§ Exercise instructions:
Scan the data below for lines holding the word "acceso", and copy each line found.

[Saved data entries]
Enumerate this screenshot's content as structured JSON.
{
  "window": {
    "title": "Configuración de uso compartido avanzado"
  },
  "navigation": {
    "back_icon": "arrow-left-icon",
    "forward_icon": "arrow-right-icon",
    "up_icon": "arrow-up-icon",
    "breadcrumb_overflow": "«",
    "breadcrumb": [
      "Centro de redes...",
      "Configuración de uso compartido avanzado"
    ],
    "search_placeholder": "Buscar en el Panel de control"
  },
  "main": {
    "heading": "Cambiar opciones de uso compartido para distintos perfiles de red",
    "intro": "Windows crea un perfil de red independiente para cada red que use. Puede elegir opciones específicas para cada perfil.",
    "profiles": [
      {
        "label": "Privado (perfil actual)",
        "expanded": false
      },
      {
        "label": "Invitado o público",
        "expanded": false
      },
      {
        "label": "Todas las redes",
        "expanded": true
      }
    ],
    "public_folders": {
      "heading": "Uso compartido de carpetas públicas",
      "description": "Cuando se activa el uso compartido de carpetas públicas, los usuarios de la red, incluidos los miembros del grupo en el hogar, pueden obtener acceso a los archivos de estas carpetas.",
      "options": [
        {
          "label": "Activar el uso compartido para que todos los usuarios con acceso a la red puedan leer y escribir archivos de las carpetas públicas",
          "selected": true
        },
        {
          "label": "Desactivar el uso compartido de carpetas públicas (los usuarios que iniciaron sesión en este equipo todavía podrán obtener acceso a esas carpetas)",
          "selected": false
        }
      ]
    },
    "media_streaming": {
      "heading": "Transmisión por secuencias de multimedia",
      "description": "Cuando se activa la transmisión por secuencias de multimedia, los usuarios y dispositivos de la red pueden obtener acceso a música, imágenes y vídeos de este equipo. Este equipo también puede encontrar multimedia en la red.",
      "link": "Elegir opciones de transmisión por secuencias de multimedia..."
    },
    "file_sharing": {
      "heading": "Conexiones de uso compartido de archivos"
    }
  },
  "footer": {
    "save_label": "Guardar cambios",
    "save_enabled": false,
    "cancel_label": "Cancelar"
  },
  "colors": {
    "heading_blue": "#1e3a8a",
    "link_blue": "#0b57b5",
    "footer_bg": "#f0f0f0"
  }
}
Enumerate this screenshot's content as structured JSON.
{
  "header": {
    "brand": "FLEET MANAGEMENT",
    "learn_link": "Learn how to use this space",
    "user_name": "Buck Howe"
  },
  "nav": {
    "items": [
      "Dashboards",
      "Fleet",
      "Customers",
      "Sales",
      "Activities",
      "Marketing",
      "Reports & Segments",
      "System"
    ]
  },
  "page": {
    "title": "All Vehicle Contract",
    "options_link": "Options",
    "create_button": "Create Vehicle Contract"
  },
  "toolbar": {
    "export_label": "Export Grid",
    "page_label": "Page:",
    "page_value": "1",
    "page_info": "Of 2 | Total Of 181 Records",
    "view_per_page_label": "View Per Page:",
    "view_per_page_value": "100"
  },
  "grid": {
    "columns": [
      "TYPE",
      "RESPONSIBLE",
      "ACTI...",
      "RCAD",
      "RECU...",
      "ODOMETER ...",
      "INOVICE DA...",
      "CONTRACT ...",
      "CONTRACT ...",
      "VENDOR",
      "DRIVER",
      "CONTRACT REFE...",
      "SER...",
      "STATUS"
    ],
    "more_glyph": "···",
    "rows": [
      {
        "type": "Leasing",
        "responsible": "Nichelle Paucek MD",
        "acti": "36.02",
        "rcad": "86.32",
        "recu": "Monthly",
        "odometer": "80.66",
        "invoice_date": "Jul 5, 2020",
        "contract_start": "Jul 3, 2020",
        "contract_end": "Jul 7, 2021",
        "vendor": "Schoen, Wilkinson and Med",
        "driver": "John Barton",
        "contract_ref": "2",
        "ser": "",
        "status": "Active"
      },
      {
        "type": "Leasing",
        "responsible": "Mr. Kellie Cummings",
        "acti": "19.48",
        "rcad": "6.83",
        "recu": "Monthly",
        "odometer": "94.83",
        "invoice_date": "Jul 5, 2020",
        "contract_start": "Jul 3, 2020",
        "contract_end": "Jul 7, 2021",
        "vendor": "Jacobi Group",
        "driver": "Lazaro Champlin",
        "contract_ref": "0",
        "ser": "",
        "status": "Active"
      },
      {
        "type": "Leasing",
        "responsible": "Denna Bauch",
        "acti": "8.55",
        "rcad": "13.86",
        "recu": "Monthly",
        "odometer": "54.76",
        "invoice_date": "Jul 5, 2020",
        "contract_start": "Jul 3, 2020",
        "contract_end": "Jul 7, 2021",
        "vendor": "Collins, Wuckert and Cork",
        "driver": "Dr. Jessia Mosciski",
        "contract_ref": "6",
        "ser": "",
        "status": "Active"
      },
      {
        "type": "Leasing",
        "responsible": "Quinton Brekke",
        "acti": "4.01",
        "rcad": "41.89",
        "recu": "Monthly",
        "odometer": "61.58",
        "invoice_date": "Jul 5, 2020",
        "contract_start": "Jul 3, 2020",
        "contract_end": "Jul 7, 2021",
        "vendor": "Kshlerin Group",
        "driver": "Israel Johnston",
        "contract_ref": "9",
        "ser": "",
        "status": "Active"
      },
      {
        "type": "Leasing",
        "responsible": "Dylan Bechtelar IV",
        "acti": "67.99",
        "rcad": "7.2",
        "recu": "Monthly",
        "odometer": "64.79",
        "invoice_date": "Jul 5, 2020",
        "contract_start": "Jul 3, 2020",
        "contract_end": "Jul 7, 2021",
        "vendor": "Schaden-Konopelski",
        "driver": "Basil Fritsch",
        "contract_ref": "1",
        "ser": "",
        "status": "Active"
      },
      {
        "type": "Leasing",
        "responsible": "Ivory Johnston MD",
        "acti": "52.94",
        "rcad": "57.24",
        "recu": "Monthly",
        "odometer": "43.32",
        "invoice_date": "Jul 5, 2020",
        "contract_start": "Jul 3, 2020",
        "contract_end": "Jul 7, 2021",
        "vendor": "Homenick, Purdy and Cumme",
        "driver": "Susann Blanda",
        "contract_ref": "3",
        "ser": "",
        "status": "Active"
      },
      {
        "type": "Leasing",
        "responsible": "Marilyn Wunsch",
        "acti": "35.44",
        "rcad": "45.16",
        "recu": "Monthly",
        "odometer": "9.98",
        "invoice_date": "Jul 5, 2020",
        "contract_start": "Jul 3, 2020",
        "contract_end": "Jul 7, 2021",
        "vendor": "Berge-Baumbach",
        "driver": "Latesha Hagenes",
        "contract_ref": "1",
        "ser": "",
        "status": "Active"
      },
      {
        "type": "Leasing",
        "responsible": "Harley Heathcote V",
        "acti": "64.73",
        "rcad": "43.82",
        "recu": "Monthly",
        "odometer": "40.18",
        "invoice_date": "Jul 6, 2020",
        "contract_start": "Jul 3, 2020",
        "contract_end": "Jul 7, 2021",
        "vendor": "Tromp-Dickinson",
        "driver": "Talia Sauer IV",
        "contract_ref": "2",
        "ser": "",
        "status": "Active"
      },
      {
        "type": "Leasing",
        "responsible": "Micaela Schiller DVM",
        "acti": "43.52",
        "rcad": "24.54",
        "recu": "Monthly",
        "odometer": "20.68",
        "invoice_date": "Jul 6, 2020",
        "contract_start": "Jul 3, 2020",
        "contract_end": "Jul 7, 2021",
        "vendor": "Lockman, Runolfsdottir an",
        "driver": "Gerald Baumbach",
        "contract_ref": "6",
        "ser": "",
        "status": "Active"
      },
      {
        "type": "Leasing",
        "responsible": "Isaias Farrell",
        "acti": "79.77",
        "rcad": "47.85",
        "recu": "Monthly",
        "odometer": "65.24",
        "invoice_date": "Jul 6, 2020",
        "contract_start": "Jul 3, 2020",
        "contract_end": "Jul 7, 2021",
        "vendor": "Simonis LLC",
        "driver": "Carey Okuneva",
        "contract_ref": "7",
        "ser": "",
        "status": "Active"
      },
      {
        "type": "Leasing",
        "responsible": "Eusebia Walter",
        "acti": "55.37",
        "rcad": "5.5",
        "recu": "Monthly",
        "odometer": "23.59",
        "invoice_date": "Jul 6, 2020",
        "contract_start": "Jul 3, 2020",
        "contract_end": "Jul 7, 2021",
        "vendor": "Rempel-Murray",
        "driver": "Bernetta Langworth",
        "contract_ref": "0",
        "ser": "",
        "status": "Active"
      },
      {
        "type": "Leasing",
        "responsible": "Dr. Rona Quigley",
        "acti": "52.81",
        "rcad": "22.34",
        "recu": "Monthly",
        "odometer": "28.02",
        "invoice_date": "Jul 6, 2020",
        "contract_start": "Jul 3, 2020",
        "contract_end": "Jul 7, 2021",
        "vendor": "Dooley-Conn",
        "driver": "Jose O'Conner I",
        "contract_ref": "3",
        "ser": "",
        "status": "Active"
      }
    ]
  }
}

§ Expected answer:
      "description": "Cuando se activa el uso compartido de carpetas públicas, los usuarios de la red, incluidos los miembros del grupo en el hogar, pueden obtener acceso a los archivos de estas carpetas.",
          "label": "Activar el uso compartido para que todos los usuarios con acceso a la red puedan leer y escribir archivos de las carpetas públicas",
          "label": "Desactivar el uso compartido de carpetas públicas (los usuarios que iniciaron sesión en este equipo todavía podrán obtener acceso a esas carpetas)",
      "description": "Cuando se activa la transmisión por secuencias de multimedia, los usuarios y dispositivos de la red pueden obtener acceso a música, imágenes y vídeos de este equipo. Este equipo también puede encontrar multimedia en la red.",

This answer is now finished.